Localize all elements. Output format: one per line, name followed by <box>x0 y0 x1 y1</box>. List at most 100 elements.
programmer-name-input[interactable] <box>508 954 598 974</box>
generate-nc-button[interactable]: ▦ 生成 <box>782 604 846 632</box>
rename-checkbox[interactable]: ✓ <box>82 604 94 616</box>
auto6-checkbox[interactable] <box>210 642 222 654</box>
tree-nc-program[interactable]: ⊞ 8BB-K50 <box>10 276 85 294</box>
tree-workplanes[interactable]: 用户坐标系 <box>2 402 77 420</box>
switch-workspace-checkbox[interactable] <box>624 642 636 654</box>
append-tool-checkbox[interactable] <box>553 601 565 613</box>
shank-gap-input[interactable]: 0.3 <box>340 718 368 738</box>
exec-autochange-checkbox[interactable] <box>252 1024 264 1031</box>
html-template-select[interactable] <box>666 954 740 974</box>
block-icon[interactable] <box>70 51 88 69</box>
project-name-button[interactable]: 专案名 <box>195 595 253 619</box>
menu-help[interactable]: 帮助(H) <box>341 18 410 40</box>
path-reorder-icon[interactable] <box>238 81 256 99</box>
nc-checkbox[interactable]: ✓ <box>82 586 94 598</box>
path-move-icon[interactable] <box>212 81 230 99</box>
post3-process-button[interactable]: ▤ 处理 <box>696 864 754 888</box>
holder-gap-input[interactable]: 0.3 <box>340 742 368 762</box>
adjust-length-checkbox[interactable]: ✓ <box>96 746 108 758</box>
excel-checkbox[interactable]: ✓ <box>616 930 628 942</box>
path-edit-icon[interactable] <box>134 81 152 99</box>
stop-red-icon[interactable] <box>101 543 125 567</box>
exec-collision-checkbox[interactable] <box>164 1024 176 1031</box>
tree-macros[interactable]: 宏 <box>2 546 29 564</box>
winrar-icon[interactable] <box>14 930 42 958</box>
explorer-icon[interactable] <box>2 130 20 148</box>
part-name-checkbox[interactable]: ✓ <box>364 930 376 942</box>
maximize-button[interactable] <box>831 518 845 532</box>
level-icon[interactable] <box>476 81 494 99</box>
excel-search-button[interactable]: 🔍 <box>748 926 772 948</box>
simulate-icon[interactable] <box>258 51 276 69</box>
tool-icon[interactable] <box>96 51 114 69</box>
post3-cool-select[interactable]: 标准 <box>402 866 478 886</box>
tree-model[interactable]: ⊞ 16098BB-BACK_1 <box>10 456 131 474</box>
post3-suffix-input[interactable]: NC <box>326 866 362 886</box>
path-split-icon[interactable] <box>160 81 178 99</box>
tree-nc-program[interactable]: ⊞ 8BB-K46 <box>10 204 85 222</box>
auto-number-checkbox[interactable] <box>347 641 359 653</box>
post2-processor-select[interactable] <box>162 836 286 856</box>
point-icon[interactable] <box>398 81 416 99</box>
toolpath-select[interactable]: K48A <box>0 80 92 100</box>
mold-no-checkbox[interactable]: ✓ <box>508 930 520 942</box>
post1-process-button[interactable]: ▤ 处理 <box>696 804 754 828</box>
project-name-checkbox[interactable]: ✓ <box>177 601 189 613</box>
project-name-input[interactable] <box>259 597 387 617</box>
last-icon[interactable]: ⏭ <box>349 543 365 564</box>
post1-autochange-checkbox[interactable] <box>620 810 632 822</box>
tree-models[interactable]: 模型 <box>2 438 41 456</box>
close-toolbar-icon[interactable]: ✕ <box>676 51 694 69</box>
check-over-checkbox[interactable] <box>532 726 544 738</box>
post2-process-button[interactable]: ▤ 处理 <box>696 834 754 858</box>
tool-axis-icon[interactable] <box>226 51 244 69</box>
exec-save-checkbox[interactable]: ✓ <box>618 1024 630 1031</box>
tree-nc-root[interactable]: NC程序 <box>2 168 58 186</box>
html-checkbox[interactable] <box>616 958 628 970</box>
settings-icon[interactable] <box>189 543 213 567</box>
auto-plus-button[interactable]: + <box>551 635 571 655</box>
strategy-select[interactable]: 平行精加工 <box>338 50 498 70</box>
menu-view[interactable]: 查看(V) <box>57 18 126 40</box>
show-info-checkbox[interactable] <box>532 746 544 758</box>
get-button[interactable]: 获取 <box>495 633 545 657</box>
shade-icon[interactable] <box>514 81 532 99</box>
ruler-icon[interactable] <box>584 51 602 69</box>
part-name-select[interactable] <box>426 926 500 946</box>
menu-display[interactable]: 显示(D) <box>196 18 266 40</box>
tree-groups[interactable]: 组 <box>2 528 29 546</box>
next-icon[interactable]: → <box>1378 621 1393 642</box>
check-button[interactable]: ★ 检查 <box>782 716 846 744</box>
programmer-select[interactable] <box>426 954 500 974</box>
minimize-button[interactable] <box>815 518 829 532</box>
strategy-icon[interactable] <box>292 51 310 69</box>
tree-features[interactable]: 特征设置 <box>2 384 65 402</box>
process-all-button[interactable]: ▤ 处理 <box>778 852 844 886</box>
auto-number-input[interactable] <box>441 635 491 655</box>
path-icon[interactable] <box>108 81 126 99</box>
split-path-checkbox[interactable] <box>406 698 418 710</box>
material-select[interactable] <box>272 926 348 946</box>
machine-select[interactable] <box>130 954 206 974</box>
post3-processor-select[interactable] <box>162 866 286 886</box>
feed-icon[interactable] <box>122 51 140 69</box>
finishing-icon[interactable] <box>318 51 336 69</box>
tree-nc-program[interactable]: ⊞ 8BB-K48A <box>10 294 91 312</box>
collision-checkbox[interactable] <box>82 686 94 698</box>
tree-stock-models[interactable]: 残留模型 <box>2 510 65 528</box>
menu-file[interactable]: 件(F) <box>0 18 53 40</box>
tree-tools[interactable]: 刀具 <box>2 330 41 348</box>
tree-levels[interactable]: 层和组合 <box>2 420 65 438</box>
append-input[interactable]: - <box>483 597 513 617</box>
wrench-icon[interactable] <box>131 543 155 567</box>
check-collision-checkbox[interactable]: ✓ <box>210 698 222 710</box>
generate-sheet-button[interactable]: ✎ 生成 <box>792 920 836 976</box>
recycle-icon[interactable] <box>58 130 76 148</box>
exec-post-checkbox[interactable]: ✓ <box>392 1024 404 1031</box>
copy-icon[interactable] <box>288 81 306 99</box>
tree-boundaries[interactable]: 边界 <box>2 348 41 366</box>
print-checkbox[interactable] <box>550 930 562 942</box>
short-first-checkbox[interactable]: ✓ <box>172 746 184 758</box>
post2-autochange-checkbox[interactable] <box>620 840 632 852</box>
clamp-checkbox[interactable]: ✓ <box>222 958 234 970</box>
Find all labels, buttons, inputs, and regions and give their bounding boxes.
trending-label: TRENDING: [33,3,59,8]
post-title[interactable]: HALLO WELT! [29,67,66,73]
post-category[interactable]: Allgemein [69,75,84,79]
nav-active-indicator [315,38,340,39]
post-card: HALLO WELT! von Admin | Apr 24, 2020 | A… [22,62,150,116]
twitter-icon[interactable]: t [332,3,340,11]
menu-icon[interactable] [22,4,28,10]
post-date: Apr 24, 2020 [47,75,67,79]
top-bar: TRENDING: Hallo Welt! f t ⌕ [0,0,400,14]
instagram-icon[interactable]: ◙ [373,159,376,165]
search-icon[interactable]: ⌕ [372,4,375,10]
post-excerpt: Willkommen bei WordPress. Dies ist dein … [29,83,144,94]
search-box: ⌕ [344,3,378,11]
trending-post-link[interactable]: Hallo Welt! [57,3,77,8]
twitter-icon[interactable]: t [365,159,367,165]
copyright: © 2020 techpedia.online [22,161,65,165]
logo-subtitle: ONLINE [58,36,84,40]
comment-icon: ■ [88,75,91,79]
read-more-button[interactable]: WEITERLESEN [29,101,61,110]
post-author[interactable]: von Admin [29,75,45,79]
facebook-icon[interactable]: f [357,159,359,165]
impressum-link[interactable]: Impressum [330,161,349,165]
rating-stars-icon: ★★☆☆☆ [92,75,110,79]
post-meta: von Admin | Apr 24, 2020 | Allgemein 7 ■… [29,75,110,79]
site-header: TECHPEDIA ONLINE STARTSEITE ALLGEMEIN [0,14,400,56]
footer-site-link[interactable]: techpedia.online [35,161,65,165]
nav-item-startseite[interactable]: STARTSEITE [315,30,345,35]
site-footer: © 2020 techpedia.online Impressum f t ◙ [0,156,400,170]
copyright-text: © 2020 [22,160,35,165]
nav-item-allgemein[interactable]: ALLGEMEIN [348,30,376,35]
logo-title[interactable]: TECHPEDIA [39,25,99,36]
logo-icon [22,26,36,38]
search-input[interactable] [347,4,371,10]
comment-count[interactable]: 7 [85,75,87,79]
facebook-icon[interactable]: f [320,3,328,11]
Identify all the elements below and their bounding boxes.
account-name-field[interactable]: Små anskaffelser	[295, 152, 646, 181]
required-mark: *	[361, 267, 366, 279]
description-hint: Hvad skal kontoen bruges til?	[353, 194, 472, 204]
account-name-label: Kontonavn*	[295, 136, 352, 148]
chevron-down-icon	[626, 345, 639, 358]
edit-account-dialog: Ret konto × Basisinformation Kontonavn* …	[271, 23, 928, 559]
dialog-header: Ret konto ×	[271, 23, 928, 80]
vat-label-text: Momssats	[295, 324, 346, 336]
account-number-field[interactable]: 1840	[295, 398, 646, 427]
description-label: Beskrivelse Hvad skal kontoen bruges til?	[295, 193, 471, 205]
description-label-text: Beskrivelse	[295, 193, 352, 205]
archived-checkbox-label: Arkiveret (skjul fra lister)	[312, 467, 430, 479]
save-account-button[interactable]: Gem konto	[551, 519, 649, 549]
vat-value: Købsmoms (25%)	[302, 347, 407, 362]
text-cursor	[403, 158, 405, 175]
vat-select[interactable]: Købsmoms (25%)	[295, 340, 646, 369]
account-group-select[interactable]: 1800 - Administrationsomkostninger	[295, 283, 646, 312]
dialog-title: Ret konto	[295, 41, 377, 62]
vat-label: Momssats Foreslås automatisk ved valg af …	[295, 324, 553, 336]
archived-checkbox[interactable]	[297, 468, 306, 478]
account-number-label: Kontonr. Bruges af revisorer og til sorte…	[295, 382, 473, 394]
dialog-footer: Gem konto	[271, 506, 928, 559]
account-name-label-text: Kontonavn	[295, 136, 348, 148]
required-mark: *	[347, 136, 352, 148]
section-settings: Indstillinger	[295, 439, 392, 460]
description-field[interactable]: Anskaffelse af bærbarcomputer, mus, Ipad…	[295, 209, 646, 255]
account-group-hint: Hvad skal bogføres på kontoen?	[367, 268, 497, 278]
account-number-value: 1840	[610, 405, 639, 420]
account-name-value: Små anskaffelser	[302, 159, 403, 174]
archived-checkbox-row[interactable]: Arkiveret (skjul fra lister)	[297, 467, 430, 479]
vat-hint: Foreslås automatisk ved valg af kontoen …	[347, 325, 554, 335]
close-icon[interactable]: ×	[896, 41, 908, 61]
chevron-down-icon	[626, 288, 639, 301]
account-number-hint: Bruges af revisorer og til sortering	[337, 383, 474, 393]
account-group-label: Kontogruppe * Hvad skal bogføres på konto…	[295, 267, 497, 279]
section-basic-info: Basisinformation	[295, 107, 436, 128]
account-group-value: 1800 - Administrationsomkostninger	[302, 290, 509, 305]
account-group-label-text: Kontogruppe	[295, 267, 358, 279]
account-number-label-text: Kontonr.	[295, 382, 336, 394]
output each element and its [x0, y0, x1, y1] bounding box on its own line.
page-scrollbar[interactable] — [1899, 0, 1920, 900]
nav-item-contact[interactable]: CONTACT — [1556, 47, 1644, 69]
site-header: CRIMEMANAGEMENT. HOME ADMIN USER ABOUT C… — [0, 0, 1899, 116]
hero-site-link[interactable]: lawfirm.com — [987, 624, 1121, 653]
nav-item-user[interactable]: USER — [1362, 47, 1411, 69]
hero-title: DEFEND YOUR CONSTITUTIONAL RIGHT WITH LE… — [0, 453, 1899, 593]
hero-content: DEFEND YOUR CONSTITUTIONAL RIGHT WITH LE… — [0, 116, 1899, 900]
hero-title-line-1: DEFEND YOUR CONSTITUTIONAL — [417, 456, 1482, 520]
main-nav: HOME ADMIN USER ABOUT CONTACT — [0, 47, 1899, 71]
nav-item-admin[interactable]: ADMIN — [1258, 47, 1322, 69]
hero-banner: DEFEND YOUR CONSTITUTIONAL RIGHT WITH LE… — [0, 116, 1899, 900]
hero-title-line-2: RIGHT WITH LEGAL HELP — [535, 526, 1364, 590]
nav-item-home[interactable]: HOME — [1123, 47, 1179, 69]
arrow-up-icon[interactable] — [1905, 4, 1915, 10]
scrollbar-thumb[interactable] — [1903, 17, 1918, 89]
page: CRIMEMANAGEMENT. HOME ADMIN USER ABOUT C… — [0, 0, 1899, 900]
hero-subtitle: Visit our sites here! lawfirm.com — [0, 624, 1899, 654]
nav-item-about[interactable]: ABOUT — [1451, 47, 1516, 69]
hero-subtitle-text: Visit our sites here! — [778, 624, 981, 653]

—————

■ **WHAT TO DO**:
Starting with the line that begins the records and going on through the line with "maximize-button[interactable] <box>831 518", repeat those lines word for word.

■ **WRITTEN ANSWER**:
Localize all elements. Output format: one per line, name followed by <box>x0 y0 x1 y1</box>. List at most 100 elements.
programmer-name-input[interactable] <box>508 954 598 974</box>
generate-nc-button[interactable]: ▦ 生成 <box>782 604 846 632</box>
rename-checkbox[interactable]: ✓ <box>82 604 94 616</box>
auto6-checkbox[interactable] <box>210 642 222 654</box>
tree-nc-program[interactable]: ⊞ 8BB-K50 <box>10 276 85 294</box>
tree-workplanes[interactable]: 用户坐标系 <box>2 402 77 420</box>
switch-workspace-checkbox[interactable] <box>624 642 636 654</box>
append-tool-checkbox[interactable] <box>553 601 565 613</box>
shank-gap-input[interactable]: 0.3 <box>340 718 368 738</box>
exec-autochange-checkbox[interactable] <box>252 1024 264 1031</box>
html-template-select[interactable] <box>666 954 740 974</box>
block-icon[interactable] <box>70 51 88 69</box>
project-name-button[interactable]: 专案名 <box>195 595 253 619</box>
menu-help[interactable]: 帮助(H) <box>341 18 410 40</box>
path-reorder-icon[interactable] <box>238 81 256 99</box>
nc-checkbox[interactable]: ✓ <box>82 586 94 598</box>
path-move-icon[interactable] <box>212 81 230 99</box>
post3-process-button[interactable]: ▤ 处理 <box>696 864 754 888</box>
holder-gap-input[interactable]: 0.3 <box>340 742 368 762</box>
adjust-length-checkbox[interactable]: ✓ <box>96 746 108 758</box>
excel-checkbox[interactable]: ✓ <box>616 930 628 942</box>
path-edit-icon[interactable] <box>134 81 152 99</box>
stop-red-icon[interactable] <box>101 543 125 567</box>
exec-collision-checkbox[interactable] <box>164 1024 176 1031</box>
tree-macros[interactable]: 宏 <box>2 546 29 564</box>
winrar-icon[interactable] <box>14 930 42 958</box>
explorer-icon[interactable] <box>2 130 20 148</box>
part-name-checkbox[interactable]: ✓ <box>364 930 376 942</box>
maximize-button[interactable] <box>831 518 845 532</box>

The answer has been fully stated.